THE RECORDS ->
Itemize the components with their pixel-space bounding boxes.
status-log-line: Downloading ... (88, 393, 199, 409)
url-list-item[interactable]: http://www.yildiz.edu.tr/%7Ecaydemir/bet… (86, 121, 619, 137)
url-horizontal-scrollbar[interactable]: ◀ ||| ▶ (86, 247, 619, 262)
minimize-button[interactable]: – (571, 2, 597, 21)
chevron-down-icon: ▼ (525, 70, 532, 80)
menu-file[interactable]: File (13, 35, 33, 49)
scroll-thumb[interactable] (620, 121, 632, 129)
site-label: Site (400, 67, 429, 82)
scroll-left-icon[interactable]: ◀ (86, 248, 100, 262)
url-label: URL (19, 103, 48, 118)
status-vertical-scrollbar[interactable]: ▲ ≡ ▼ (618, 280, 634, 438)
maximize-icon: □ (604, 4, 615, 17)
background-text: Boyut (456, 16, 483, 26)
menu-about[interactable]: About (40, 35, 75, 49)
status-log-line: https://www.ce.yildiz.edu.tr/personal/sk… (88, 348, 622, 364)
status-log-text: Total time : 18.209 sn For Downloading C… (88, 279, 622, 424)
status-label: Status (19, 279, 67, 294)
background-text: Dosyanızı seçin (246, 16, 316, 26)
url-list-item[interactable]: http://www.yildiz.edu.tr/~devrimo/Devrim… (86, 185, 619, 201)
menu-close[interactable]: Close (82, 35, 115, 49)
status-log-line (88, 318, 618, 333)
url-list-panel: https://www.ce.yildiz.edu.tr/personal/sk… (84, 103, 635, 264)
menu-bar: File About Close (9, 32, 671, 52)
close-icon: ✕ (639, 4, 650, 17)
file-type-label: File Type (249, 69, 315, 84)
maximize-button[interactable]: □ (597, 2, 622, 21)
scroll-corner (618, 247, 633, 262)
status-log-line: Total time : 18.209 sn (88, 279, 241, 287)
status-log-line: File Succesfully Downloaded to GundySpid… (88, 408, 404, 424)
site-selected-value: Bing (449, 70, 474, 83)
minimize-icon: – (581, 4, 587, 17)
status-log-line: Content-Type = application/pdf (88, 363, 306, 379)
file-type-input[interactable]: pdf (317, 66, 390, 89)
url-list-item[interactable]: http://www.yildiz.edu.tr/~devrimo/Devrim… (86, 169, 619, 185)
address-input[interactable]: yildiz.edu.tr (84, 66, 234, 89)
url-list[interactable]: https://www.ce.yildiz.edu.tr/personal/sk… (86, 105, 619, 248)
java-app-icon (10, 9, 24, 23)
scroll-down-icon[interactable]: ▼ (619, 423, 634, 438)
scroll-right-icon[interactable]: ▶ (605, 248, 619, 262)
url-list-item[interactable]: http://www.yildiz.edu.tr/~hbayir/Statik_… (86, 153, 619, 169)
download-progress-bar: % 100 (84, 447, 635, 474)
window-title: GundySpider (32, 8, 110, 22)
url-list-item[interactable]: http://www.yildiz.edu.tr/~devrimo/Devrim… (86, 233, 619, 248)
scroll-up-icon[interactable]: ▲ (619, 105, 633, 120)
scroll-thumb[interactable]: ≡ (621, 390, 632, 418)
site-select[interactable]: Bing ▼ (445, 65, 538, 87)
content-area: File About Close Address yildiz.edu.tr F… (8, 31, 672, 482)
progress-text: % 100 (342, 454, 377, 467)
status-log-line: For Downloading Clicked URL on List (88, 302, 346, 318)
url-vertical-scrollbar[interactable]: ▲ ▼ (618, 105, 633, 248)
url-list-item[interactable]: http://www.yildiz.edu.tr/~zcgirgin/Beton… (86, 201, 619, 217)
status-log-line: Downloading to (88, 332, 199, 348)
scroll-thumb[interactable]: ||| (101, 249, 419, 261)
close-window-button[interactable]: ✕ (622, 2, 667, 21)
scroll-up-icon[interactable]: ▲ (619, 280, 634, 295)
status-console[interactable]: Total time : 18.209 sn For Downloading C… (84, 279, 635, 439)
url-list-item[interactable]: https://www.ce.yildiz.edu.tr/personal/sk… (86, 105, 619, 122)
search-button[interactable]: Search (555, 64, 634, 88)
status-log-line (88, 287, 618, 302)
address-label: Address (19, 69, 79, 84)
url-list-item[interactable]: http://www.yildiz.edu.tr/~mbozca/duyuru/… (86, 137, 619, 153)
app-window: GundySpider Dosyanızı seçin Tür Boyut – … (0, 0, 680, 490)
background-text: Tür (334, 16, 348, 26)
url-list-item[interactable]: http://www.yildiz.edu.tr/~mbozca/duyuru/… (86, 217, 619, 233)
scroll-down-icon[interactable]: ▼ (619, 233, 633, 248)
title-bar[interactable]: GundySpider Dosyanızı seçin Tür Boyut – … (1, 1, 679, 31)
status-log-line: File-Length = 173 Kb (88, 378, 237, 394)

EXERCISE GOAL ->
Write out every line of the records above, word for word and character for character, changing nothing.

SOLUTION FOR THIS EXERCISE ->
Itemize the components with their pixel-space bounding boxes.
status-log-line: Downloading ... (88, 393, 199, 409)
url-list-item[interactable]: http://www.yildiz.edu.tr/%7Ecaydemir/bet… (86, 121, 619, 137)
url-horizontal-scrollbar[interactable]: ◀ ||| ▶ (86, 247, 619, 262)
minimize-button[interactable]: – (571, 2, 597, 21)
chevron-down-icon: ▼ (525, 70, 532, 80)
menu-file[interactable]: File (13, 35, 33, 49)
scroll-thumb[interactable] (620, 121, 632, 129)
site-label: Site (400, 67, 429, 82)
scroll-left-icon[interactable]: ◀ (86, 248, 100, 262)
url-label: URL (19, 103, 48, 118)
status-vertical-scrollbar[interactable]: ▲ ≡ ▼ (618, 280, 634, 438)
maximize-icon: □ (604, 4, 615, 17)
background-text: Boyut (456, 16, 483, 26)
menu-about[interactable]: About (40, 35, 75, 49)
status-log-line: https://www.ce.yildiz.edu.tr/personal/sk… (88, 348, 622, 364)
status-log-text: Total time : 18.209 sn For Downloading C… (88, 279, 622, 424)
status-label: Status (19, 279, 67, 294)
background-text: Dosyanızı seçin (246, 16, 316, 26)
url-list-item[interactable]: http://www.yildiz.edu.tr/~devrimo/Devrim… (86, 185, 619, 201)
menu-close[interactable]: Close (82, 35, 115, 49)
status-log-line (88, 318, 618, 333)
url-list-panel: https://www.ce.yildiz.edu.tr/personal/sk… (84, 103, 635, 264)
menu-bar: File About Close (9, 32, 671, 52)
close-icon: ✕ (639, 4, 650, 17)
file-type-label: File Type (249, 69, 315, 84)
maximize-button[interactable]: □ (597, 2, 622, 21)
scroll-corner (618, 247, 633, 262)
status-log-line: Total time : 18.209 sn (88, 279, 241, 287)
status-log-line: File Succesfully Downloaded to GundySpid… (88, 408, 404, 424)
site-selected-value: Bing (449, 70, 474, 83)
minimize-icon: – (581, 4, 587, 17)
status-log-line: Content-Type = application/pdf (88, 363, 306, 379)
file-type-input[interactable]: pdf (317, 66, 390, 89)
url-list-item[interactable]: http://www.yildiz.edu.tr/~devrimo/Devrim… (86, 169, 619, 185)
address-input[interactable]: yildiz.edu.tr (84, 66, 234, 89)
url-list[interactable]: https://www.ce.yildiz.edu.tr/personal/sk… (86, 105, 619, 248)
java-app-icon (10, 9, 24, 23)
scroll-down-icon[interactable]: ▼ (619, 423, 634, 438)
scroll-right-icon[interactable]: ▶ (605, 248, 619, 262)
url-list-item[interactable]: http://www.yildiz.edu.tr/~hbayir/Statik_… (86, 153, 619, 169)
download-progress-bar: % 100 (84, 447, 635, 474)
window-title: GundySpider (32, 8, 110, 22)
url-list-item[interactable]: http://www.yildiz.edu.tr/~devrimo/Devrim… (86, 233, 619, 248)
scroll-up-icon[interactable]: ▲ (619, 105, 633, 120)
scroll-thumb[interactable]: ≡ (621, 390, 632, 418)
site-select[interactable]: Bing ▼ (445, 65, 538, 87)
content-area: File About Close Address yildiz.edu.tr F… (8, 31, 672, 482)
progress-text: % 100 (342, 454, 377, 467)
status-log-line: For Downloading Clicked URL on List (88, 302, 346, 318)
url-vertical-scrollbar[interactable]: ▲ ▼ (618, 105, 633, 248)
url-list-item[interactable]: http://www.yildiz.edu.tr/~zcgirgin/Beton… (86, 201, 619, 217)
status-log-line: Downloading to (88, 332, 199, 348)
scroll-thumb[interactable]: ||| (101, 249, 419, 261)
close-window-button[interactable]: ✕ (622, 2, 667, 21)
scroll-up-icon[interactable]: ▲ (619, 280, 634, 295)
status-console[interactable]: Total time : 18.209 sn For Downloading C… (84, 279, 635, 439)
url-list-item[interactable]: https://www.ce.yildiz.edu.tr/personal/sk… (86, 105, 619, 122)
search-button[interactable]: Search (555, 64, 634, 88)
status-log-line (88, 287, 618, 302)
address-label: Address (19, 69, 79, 84)
url-list-item[interactable]: http://www.yildiz.edu.tr/~mbozca/duyuru/… (86, 137, 619, 153)
app-window: GundySpider Dosyanızı seçin Tür Boyut – … (0, 0, 680, 490)
background-text: Tür (334, 16, 348, 26)
url-list-item[interactable]: http://www.yildiz.edu.tr/~mbozca/duyuru/… (86, 217, 619, 233)
scroll-down-icon[interactable]: ▼ (619, 233, 633, 248)
title-bar[interactable]: GundySpider Dosyanızı seçin Tür Boyut – … (1, 1, 679, 31)
status-log-line: File-Length = 173 Kb (88, 378, 237, 394)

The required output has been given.